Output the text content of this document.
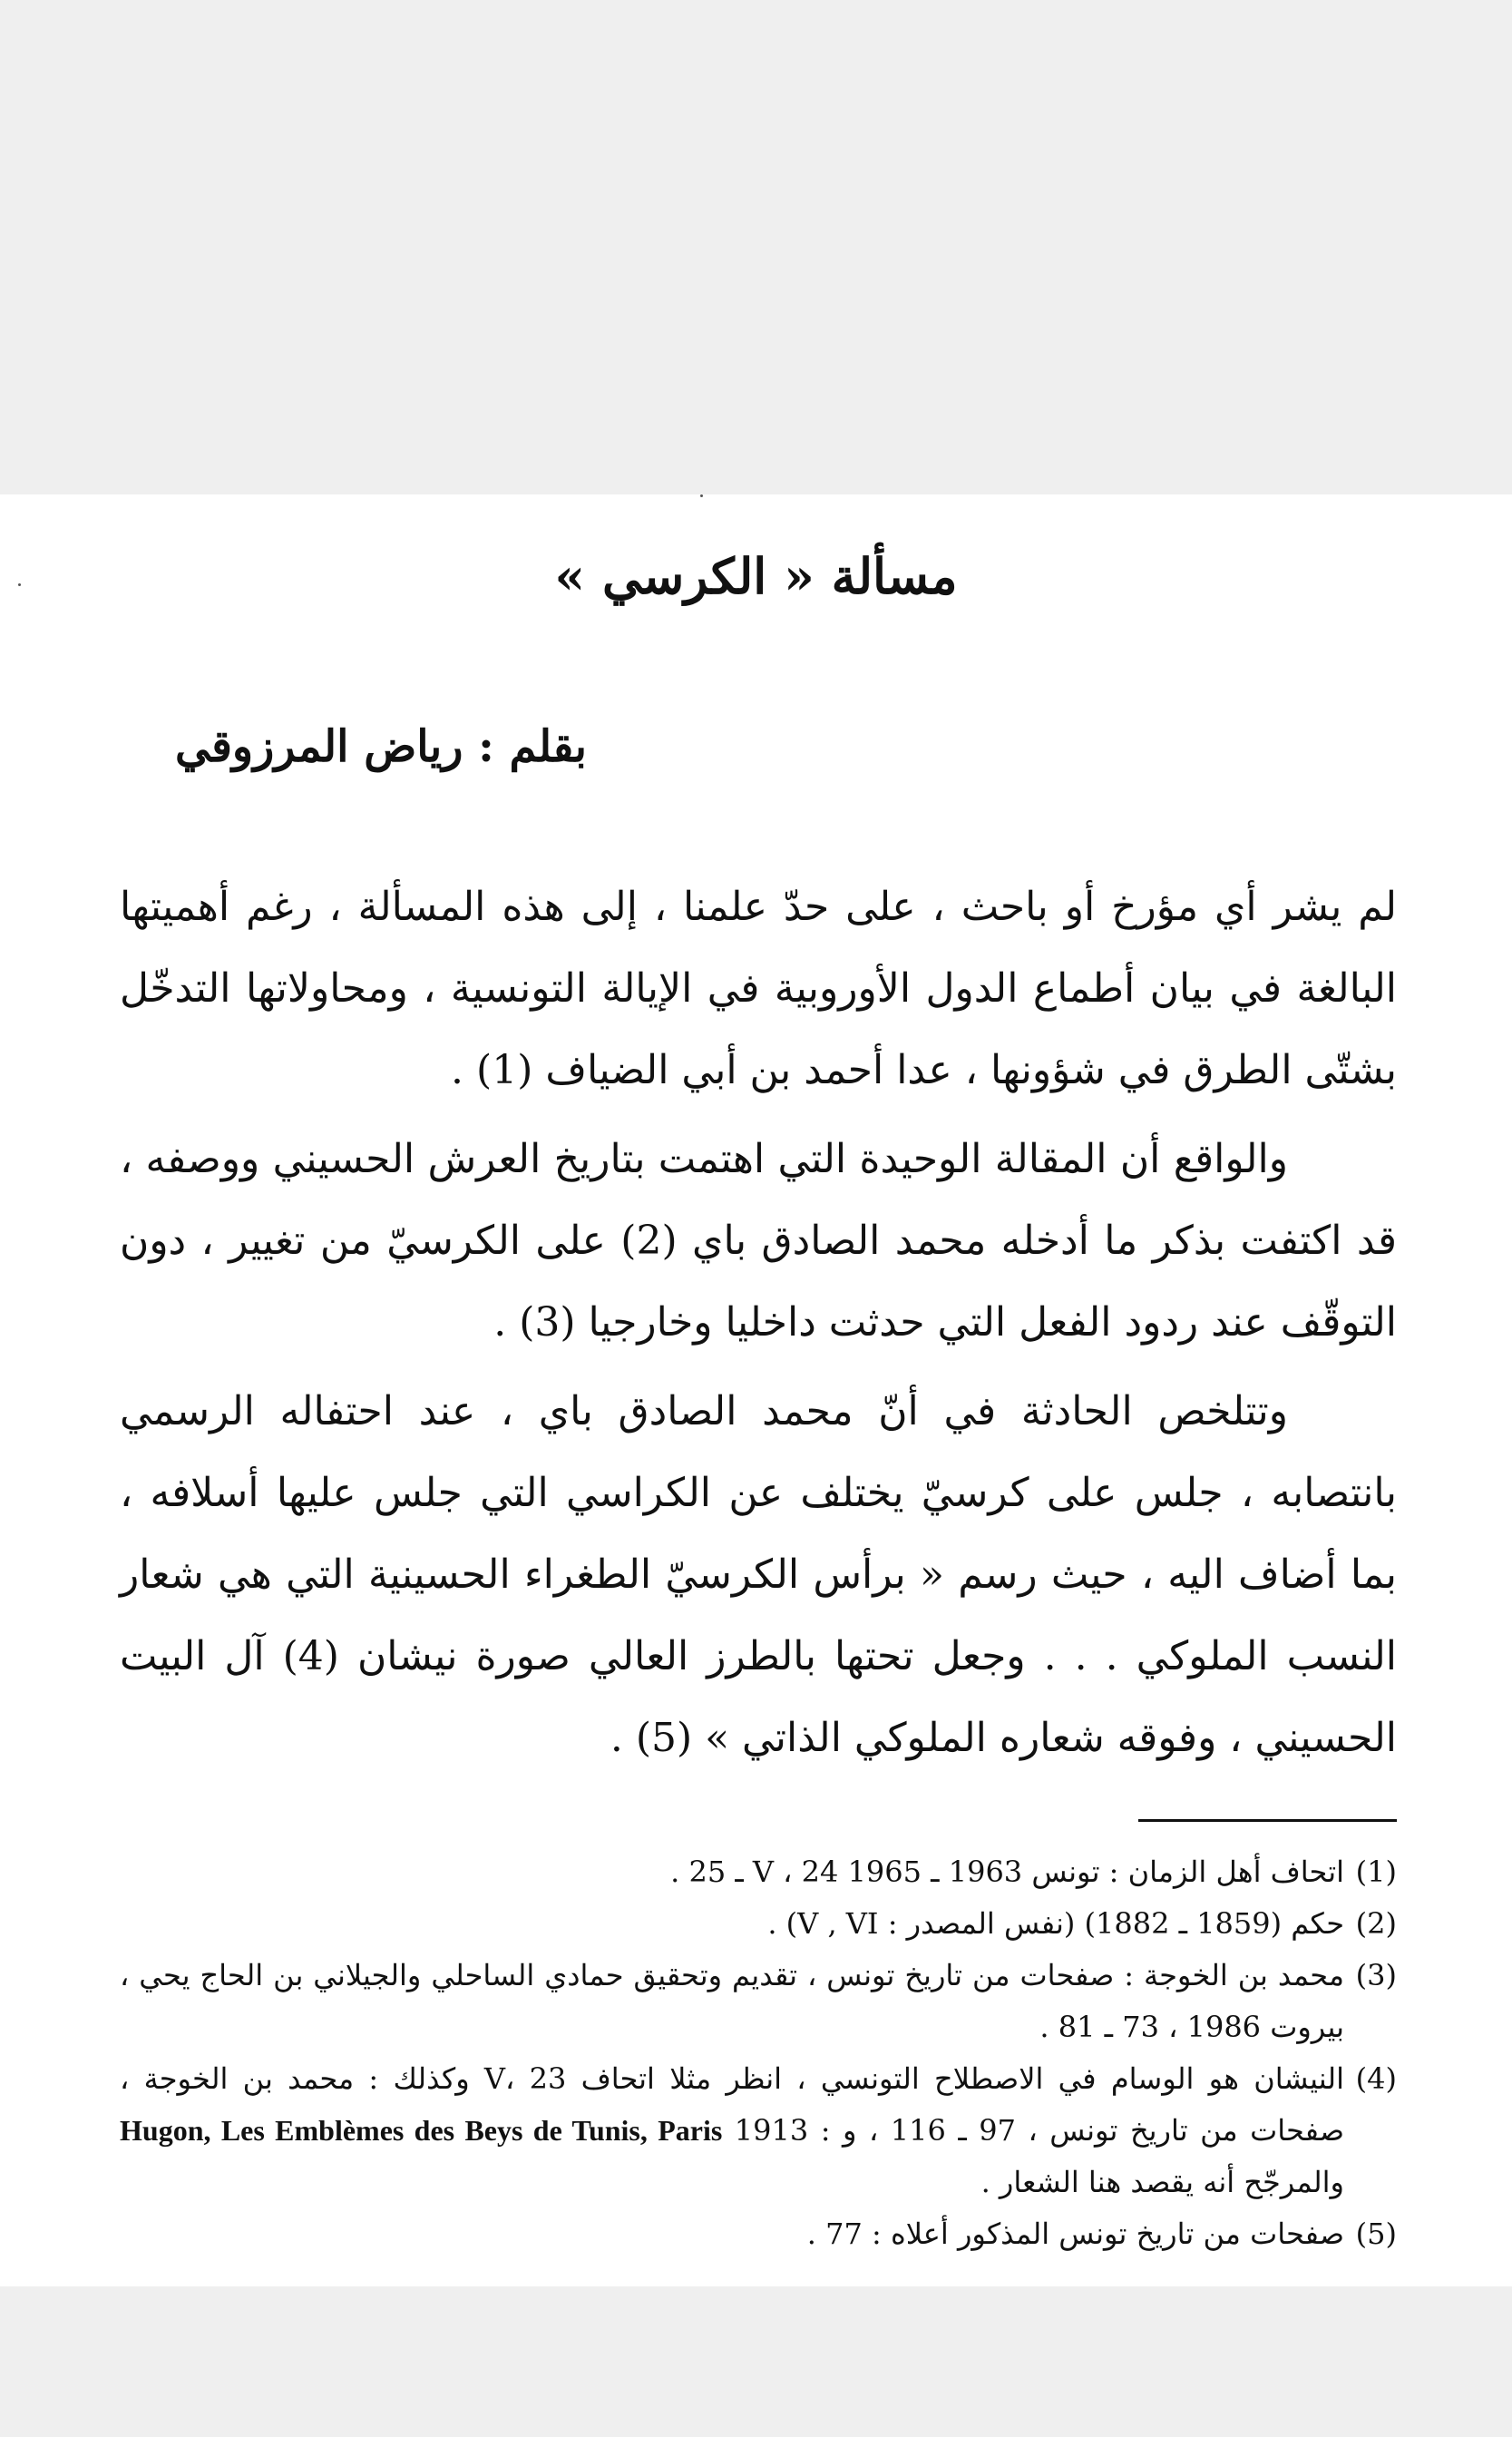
مسألة « الكرسي »
بقلم : رياض المرزوقي

لم يشر أي مؤرخ أو باحث ، على حدّ علمنا ، إلى هذه المسألة ، رغم أهميتها البالغة في بيان أطماع الدول الأوروبية في الإيالة التونسية ، ومحاولاتها التدخّل بشتّى الطرق في شؤونها ، عدا أحمد بن أبي الضياف (1) .

والواقع أن المقالة الوحيدة التي اهتمت بتاريخ العرش الحسيني ووصفه ، قد اكتفت بذكر ما أدخله محمد الصادق باي (2) على الكرسيّ من تغيير ، دون التوقّف عند ردود الفعل التي حدثت داخليا وخارجيا (3) .

وتتلخص الحادثة في أنّ محمد الصادق باي ، عند احتفاله الرسمي بانتصابه ، جلس على كرسيّ يختلف عن الكراسي التي جلس عليها أسلافه ، بما أضاف اليه ، حيث رسم « برأس الكرسيّ الطغراء الحسينية التي هي شعار النسب الملوكي . . . وجعل تحتها بالطرز العالي صورة نيشان (4) آل البيت الحسيني ، وفوقه شعاره الملوكي الذاتي » (5) .

(1)
اتحاف أهل الزمان : تونس 1963 ـ 1965 V ، 24 ـ 25 .
(2)
حكم (1859 ـ 1882) (نفس المصدر : V , VI) .
(3)
محمد بن الخوجة : صفحات من تاريخ تونس ، تقديم وتحقيق حمادي الساحلي والجيلاني بن الحاج يحي ، بيروت 1986 ، 73 ـ 81 .
(4)
النيشان هو الوسام في الاصطلاح التونسي ، انظر مثلا اتحاف V، 23 وكذلك : محمد بن الخوجة ، صفحات من تاريخ تونس ، 97 ـ 116 ، و : Hugon, Les Emblèmes des Beys de Tunis, Paris 1913 والمرجّح أنه يقصد هنا الشعار .
(5)
صفحات من تاريخ تونس المذكور أعلاه : 77 .
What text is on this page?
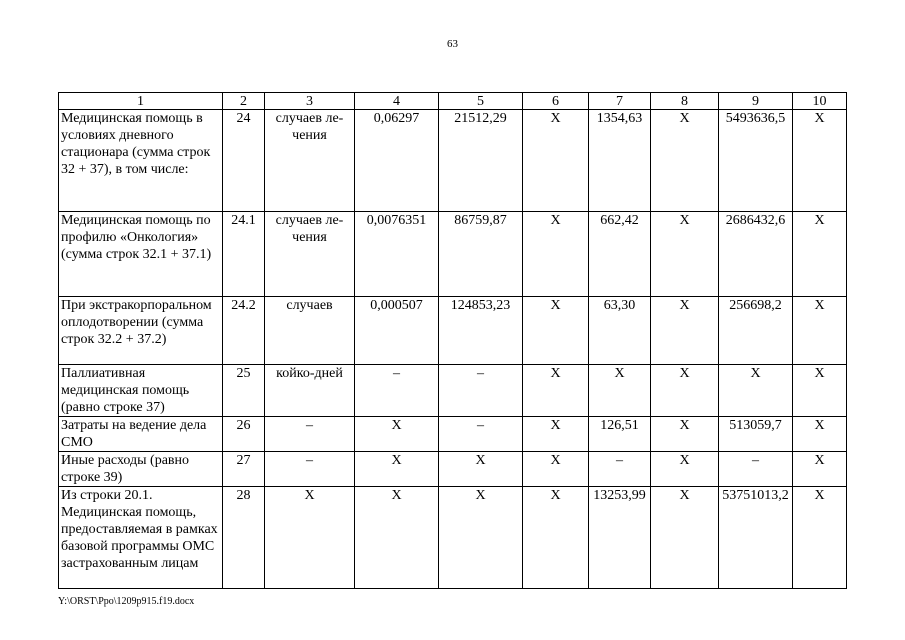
63
1	2	3	4	5	6	7	8	9	10
Медицинская помощь в условиях дневного стационара (сумма строк 32 + 37), в том числе:	24	случаев ле-чения	0,06297	21512,29	Х	1354,63	Х	5493636,5	Х
Медицинская помощь по профилю «Онкология» (сумма строк 32.1 + 37.1)	24.1	случаев ле-чения	0,0076351	86759,87	Х	662,42	Х	2686432,6	Х
При экстракорпоральном оплодотворении (сумма строк 32.2 + 37.2)	24.2	случаев	0,000507	124853,23	Х	63,30	Х	256698,2	Х
Паллиативная медицинская помощь (равно строке 37)	25	койко-дней	–	–	Х	Х	Х	Х	Х
Затраты на ведение дела СМО	26	–	Х	–	Х	126,51	Х	513059,7	Х
Иные расходы (равно строке 39)	27	–	Х	Х	Х	–	Х	–	Х
Из строки 20.1. Медицинская помощь, предоставляемая в рамках базовой программы ОМС застрахованным лицам	28	Х	Х	Х	Х	13253,99	Х	53751013,2	Х
Y:\ORST\Ppo\1209p915.f19.docx
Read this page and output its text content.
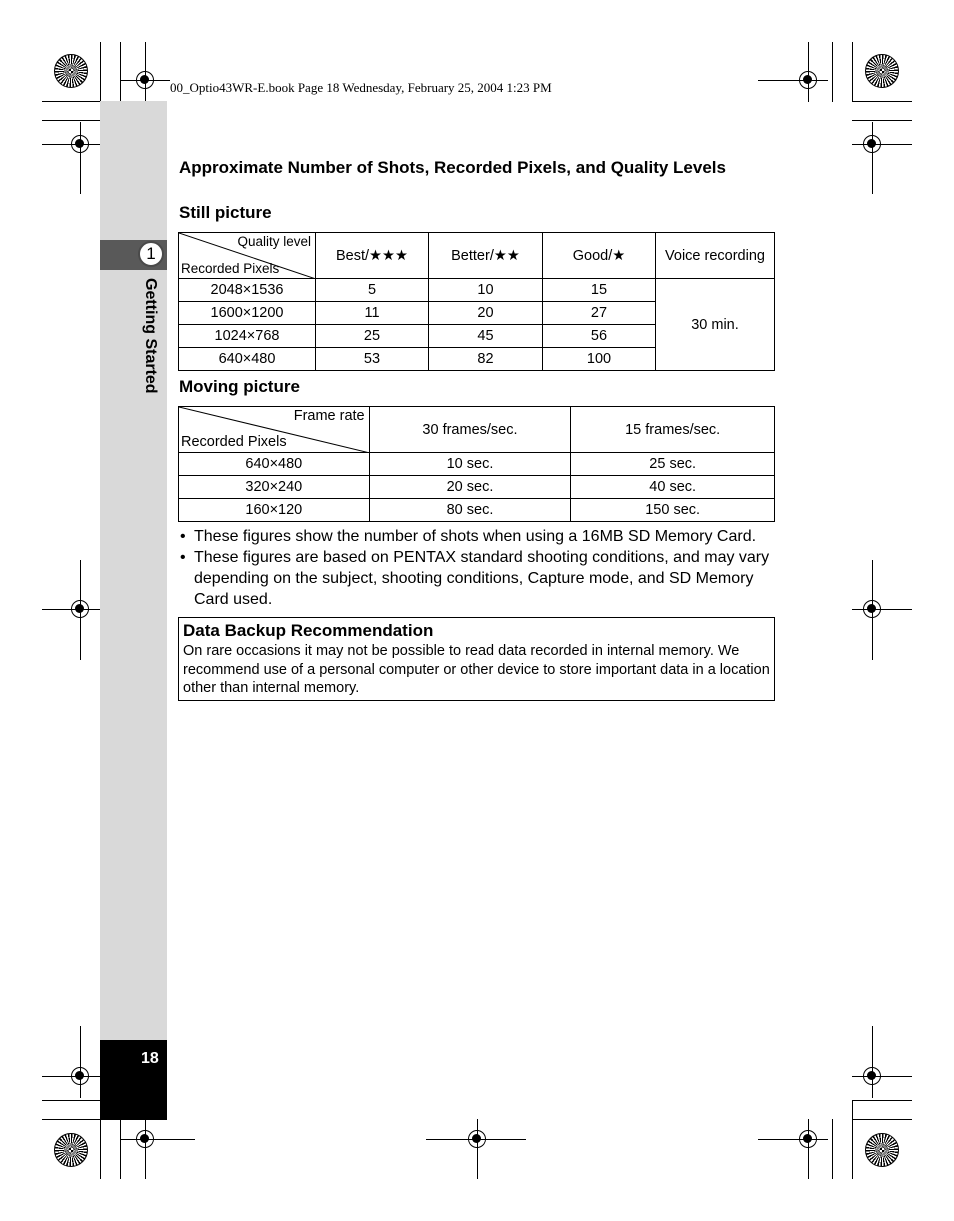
00_Optio43WR-E.book Page 18 Wednesday, February 25, 2004 1:23 PM
1
Getting Started
18
Approximate Number of Shots, Recorded Pixels, and Quality Levels
Still picture
Quality level
Recorded Pixels	Best/★★★	Better/★★	Good/★	Voice recording
2048×1536	5	10	15	30 min.
1600×1200	11	20	27	
1024×768	25	45	56	
640×480	53	82	100	
Moving picture
Frame rate
Recorded Pixels	30 frames/sec.	15 frames/sec.
640×480	10 sec.	25 sec.
320×240	20 sec.	40 sec.
160×120	80 sec.	150 sec.
• These figures show the number of shots when using a 16MB SD Memory Card.
• These figures are based on PENTAX standard shooting conditions, and may vary depending on the subject, shooting conditions, Capture mode, and SD Memory Card used.
Data Backup Recommendation
On rare occasions it may not be possible to read data recorded in internal memory. We recommend use of a personal computer or other device to store important data in a location other than internal memory.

Exercise task:
Retype, without any picture, exactly the lines from the one with "Read this page and output its text content." through the end of the entries, inclusive.

Task result:
Read this page and output its text content.
00_Optio43WR-E.book Page 18 Wednesday, February 25, 2004 1:23 PM
1
Getting Started
18
Approximate Number of Shots, Recorded Pixels, and Quality Levels
Still picture
Quality level
Recorded Pixels	Best/★★★	Better/★★	Good/★	Voice recording
2048×1536	5	10	15	30 min.
1600×1200	11	20	27	
1024×768	25	45	56	
640×480	53	82	100	
Moving picture
Frame rate
Recorded Pixels	30 frames/sec.	15 frames/sec.
640×480	10 sec.	25 sec.
320×240	20 sec.	40 sec.
160×120	80 sec.	150 sec.
• These figures show the number of shots when using a 16MB SD Memory Card.
• These figures are based on PENTAX standard shooting conditions, and may vary depending on the subject, shooting conditions, Capture mode, and SD Memory Card used.
Data Backup Recommendation
On rare occasions it may not be possible to read data recorded in internal memory. We recommend use of a personal computer or other device to store important data in a location other than internal memory.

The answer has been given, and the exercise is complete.